▶ _Challenge_:
Find the word "through" in the records below. List each line containing it.

(Collected data entries)
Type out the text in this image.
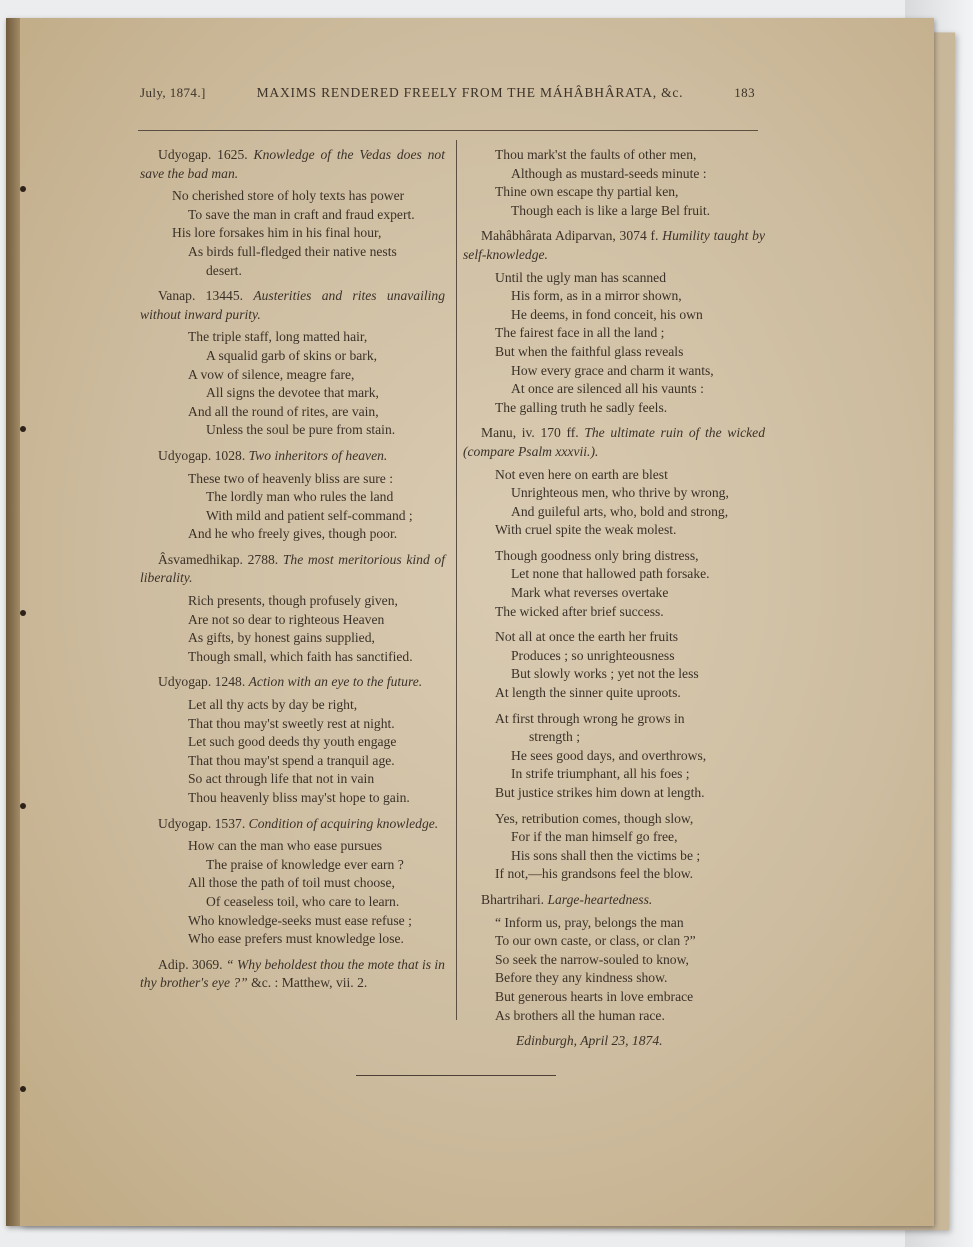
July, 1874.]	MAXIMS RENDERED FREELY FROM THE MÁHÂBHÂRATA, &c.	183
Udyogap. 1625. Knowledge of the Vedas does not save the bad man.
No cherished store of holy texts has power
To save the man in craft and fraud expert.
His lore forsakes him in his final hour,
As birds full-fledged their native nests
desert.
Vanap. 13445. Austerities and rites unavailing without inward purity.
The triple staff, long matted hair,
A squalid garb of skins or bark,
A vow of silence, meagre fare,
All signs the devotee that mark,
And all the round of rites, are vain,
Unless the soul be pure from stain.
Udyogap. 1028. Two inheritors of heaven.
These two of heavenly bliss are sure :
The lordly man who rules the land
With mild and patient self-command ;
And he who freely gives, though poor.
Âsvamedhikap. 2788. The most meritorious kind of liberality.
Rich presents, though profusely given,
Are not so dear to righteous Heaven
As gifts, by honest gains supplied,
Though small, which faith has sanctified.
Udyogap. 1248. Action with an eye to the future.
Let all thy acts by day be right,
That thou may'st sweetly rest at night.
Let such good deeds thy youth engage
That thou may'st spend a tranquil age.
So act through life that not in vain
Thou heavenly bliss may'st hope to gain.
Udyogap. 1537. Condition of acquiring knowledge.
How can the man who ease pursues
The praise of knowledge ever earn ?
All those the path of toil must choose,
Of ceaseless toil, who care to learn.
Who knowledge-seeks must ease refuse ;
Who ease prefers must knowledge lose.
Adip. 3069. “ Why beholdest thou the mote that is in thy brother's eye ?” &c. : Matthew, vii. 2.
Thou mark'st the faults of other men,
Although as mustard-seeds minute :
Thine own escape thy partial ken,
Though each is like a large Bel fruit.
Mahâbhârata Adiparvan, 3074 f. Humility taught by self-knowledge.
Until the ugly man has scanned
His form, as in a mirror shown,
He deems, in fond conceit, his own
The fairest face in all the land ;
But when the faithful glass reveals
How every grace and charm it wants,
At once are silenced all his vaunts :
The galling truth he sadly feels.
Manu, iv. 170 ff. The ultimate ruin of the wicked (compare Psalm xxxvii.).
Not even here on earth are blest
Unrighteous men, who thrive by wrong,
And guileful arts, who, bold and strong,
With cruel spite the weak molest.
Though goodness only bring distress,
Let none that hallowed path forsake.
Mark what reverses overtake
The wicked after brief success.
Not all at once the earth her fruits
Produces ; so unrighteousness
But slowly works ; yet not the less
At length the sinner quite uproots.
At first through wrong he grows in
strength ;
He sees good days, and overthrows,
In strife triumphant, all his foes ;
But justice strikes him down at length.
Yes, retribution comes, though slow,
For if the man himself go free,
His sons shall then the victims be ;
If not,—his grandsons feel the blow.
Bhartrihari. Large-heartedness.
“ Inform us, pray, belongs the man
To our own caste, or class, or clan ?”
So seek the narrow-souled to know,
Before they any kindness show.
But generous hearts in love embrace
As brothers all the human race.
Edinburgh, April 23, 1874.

---

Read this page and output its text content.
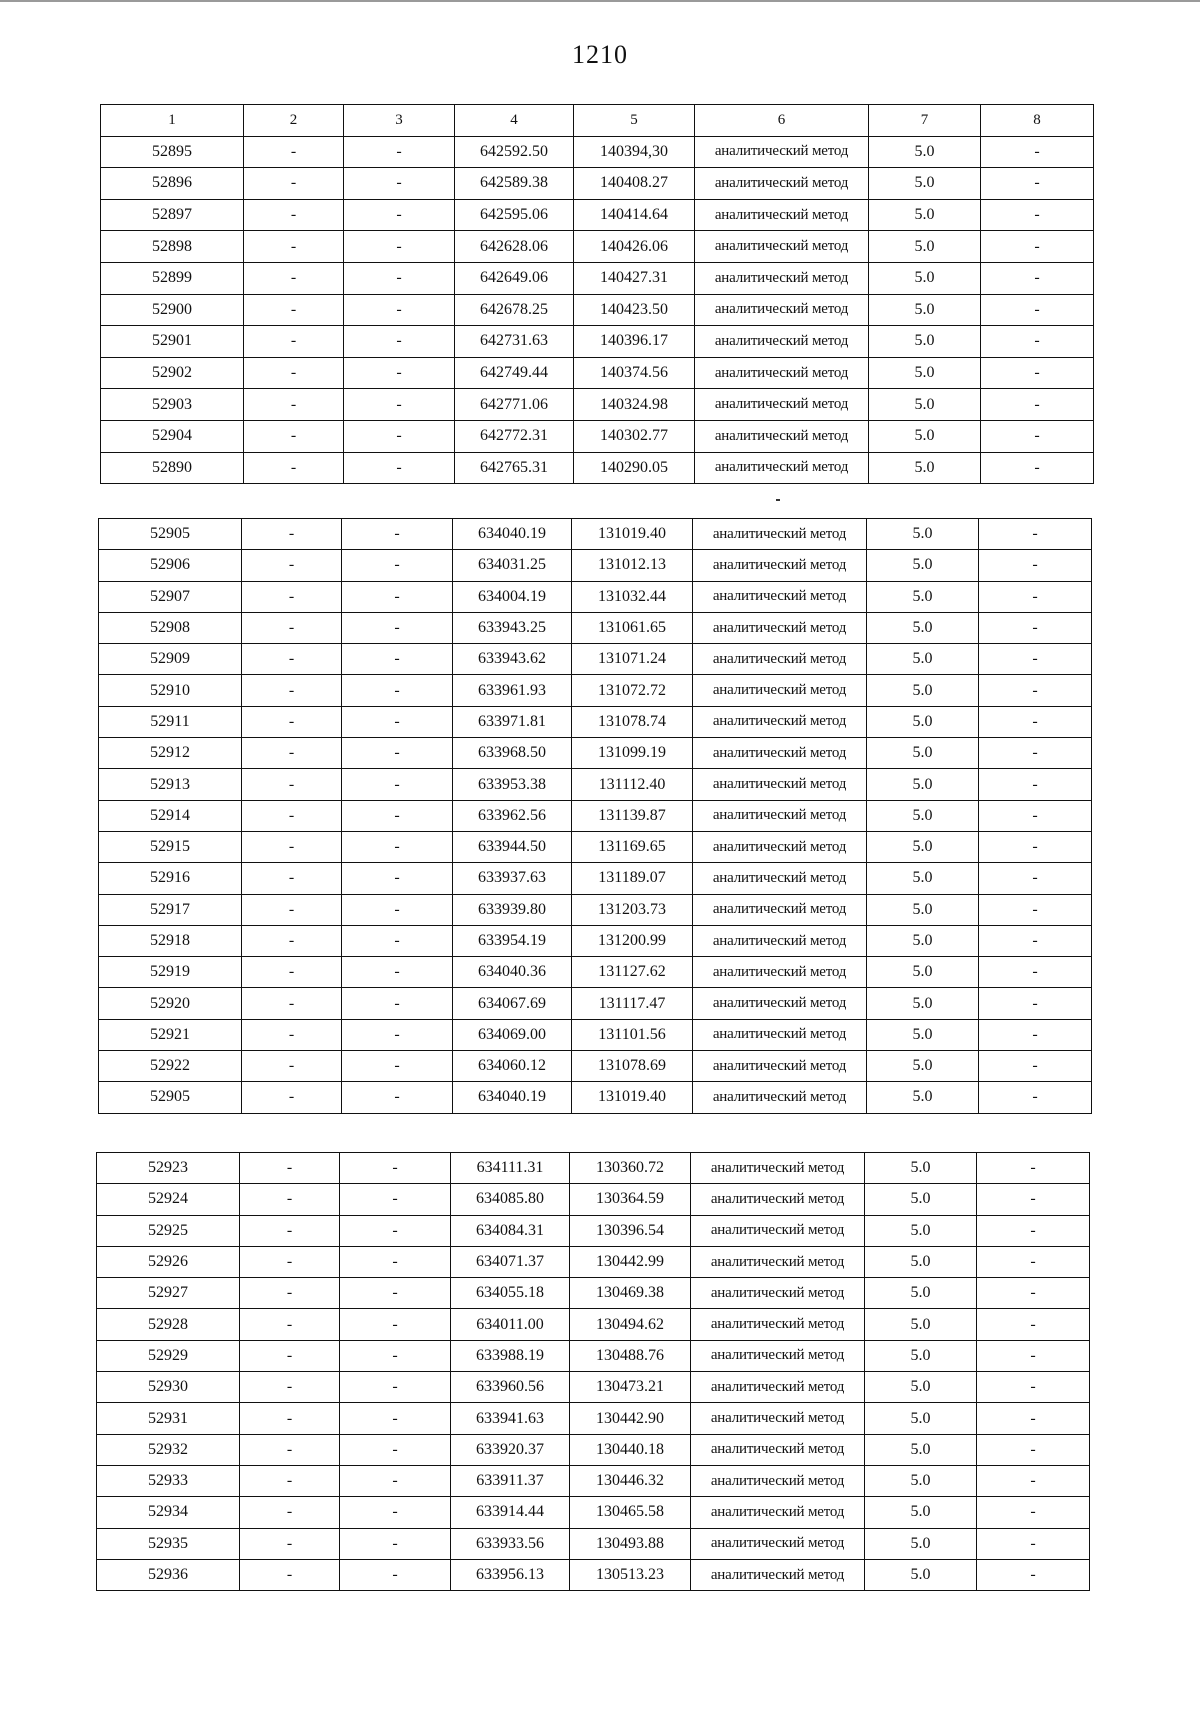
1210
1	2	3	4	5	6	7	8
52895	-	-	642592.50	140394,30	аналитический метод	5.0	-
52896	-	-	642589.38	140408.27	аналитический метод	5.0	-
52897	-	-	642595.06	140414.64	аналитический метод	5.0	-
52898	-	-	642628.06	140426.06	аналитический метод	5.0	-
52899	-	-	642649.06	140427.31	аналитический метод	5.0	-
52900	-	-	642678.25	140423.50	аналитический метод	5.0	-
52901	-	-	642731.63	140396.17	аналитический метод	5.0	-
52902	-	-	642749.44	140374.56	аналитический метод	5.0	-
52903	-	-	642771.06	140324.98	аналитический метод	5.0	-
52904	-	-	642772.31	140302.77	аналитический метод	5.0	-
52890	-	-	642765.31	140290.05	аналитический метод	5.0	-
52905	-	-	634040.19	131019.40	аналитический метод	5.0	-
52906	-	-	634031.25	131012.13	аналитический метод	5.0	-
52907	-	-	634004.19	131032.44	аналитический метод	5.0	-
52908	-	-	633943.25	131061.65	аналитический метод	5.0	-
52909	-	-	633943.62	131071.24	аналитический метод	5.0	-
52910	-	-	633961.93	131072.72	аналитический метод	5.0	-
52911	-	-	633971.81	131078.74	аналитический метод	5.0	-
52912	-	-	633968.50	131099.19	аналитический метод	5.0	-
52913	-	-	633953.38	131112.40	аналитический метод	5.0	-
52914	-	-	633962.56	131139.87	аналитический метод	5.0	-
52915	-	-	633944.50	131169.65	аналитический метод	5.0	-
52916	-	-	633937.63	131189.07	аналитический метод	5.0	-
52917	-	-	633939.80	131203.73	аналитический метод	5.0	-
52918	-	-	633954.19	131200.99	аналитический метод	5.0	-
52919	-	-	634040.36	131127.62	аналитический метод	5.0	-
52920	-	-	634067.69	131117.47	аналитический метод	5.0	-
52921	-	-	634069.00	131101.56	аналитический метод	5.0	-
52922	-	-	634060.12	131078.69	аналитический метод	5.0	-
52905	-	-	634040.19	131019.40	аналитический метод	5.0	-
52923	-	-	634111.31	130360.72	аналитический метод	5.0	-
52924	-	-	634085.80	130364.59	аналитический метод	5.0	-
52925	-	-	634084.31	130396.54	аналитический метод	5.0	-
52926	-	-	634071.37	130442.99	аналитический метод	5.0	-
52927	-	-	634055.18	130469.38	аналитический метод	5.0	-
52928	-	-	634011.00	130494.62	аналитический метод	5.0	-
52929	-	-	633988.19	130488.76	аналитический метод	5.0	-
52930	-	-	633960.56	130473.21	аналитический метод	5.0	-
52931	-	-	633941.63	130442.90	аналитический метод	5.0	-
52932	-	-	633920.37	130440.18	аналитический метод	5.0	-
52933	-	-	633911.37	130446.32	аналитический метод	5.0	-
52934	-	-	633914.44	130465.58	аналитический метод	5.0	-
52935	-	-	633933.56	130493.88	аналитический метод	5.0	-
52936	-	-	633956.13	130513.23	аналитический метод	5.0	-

▶ _Task response_:
So act through life that not in vain
At first through wrong he grows in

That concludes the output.